Extracted data ▸
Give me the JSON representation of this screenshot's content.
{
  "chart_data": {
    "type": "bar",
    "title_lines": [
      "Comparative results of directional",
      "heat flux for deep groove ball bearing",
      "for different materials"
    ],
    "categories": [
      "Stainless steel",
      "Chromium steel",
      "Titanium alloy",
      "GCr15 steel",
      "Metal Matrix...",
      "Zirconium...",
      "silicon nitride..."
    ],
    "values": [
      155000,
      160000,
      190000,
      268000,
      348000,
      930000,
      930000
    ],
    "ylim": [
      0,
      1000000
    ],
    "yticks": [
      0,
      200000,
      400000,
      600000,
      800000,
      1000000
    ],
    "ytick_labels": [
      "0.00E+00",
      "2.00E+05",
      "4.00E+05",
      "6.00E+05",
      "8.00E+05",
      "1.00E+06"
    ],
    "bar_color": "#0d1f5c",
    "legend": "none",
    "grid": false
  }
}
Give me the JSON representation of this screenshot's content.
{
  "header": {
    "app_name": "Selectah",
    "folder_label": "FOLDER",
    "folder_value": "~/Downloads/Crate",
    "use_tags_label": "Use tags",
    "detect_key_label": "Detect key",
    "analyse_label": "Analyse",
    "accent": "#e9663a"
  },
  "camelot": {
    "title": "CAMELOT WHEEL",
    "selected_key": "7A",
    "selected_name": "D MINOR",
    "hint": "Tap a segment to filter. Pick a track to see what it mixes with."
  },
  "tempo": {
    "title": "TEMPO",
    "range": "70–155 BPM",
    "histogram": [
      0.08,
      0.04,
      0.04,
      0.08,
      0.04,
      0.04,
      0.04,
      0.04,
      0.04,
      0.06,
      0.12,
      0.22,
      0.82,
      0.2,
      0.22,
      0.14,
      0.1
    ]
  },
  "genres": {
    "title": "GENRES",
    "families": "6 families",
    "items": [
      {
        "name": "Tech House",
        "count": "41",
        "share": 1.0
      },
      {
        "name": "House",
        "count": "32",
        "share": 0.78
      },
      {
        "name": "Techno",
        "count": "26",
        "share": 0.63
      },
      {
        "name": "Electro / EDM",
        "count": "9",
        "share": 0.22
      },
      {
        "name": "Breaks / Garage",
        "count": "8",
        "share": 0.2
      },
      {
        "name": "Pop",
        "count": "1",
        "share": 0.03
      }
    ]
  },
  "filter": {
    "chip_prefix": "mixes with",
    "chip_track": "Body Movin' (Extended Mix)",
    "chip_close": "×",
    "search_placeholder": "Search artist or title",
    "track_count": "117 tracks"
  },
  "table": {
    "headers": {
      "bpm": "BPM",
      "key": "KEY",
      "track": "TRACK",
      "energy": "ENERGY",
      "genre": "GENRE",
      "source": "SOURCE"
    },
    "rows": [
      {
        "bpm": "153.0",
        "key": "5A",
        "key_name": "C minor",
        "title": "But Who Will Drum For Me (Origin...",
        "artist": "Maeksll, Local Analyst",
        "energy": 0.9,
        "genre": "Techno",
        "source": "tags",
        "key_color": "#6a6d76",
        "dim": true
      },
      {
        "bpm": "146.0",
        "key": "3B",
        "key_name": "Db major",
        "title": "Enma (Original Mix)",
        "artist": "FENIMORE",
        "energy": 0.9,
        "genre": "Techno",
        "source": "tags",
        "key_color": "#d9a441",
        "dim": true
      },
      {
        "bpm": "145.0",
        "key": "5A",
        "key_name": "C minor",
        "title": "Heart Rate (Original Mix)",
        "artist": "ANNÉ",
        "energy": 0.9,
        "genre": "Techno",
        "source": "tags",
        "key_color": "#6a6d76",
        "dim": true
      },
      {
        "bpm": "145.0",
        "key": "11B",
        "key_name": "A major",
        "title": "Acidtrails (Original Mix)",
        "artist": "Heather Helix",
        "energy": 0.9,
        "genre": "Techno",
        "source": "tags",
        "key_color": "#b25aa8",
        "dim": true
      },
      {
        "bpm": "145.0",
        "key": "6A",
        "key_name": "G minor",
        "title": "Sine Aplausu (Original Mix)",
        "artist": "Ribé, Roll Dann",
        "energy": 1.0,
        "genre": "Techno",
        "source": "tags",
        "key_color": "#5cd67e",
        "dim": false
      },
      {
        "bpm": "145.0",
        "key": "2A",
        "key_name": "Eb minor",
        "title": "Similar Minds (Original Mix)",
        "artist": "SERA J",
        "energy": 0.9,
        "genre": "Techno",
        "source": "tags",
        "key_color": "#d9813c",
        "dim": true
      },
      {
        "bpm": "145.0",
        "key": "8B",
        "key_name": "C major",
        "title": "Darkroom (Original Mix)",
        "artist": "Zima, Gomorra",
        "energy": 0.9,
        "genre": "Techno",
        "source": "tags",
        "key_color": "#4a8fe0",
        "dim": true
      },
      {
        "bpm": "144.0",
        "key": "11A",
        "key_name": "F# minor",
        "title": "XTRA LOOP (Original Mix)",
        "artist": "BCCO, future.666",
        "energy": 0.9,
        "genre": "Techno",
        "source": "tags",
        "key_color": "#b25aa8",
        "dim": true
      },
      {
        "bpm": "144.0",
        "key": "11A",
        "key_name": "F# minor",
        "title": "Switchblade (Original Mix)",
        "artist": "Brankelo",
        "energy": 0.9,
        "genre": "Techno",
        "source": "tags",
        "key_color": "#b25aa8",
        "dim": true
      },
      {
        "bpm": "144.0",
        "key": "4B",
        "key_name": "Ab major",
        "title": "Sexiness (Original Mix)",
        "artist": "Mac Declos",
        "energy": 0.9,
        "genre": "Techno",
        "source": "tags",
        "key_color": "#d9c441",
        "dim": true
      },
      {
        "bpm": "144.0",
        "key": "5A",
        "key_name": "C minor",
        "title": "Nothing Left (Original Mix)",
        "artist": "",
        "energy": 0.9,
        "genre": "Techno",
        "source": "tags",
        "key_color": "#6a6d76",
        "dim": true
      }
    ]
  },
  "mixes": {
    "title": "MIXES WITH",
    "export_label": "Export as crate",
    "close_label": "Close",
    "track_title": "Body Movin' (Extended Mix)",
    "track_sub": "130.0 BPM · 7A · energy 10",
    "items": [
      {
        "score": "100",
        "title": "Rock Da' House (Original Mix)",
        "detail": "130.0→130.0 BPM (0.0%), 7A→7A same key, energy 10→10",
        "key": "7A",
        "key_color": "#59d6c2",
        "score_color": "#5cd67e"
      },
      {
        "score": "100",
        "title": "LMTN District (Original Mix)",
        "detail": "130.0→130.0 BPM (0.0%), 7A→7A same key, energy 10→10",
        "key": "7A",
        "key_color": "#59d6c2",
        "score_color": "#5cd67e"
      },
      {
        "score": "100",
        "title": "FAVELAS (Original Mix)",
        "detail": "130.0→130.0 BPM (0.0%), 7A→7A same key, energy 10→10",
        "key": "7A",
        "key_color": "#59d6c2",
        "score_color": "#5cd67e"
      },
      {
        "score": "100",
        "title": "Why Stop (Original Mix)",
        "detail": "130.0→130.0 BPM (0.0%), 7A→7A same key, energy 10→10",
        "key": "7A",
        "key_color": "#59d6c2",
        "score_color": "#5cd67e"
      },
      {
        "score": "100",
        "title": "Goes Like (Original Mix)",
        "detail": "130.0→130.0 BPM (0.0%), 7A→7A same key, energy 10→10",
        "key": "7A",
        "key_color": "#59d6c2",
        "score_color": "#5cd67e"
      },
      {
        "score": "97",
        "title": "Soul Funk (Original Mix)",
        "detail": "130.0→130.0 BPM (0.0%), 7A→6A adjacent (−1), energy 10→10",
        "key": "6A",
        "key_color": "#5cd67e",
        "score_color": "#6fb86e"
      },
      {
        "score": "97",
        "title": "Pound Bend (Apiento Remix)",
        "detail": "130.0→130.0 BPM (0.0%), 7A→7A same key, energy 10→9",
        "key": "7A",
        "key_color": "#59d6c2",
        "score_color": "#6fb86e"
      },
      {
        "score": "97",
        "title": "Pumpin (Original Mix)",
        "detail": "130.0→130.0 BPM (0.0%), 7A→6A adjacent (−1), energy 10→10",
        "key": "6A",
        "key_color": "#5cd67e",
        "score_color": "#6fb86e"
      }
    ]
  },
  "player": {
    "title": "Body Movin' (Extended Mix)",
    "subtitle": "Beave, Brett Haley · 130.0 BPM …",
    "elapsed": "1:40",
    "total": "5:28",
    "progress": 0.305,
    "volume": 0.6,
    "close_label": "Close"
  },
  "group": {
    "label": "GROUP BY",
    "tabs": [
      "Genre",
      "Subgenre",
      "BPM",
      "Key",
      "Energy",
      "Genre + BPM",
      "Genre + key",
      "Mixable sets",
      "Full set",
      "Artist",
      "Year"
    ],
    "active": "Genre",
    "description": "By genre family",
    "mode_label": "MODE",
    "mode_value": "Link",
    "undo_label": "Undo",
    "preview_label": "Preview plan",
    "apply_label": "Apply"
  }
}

Stated problem ▸ From the data, collect all lines where the string "share" appears.

Response for this exercise ▸
        "share": 1.0
        "share": 0.78
        "share": 0.63
        "share": 0.22
        "share": 0.2
        "share": 0.03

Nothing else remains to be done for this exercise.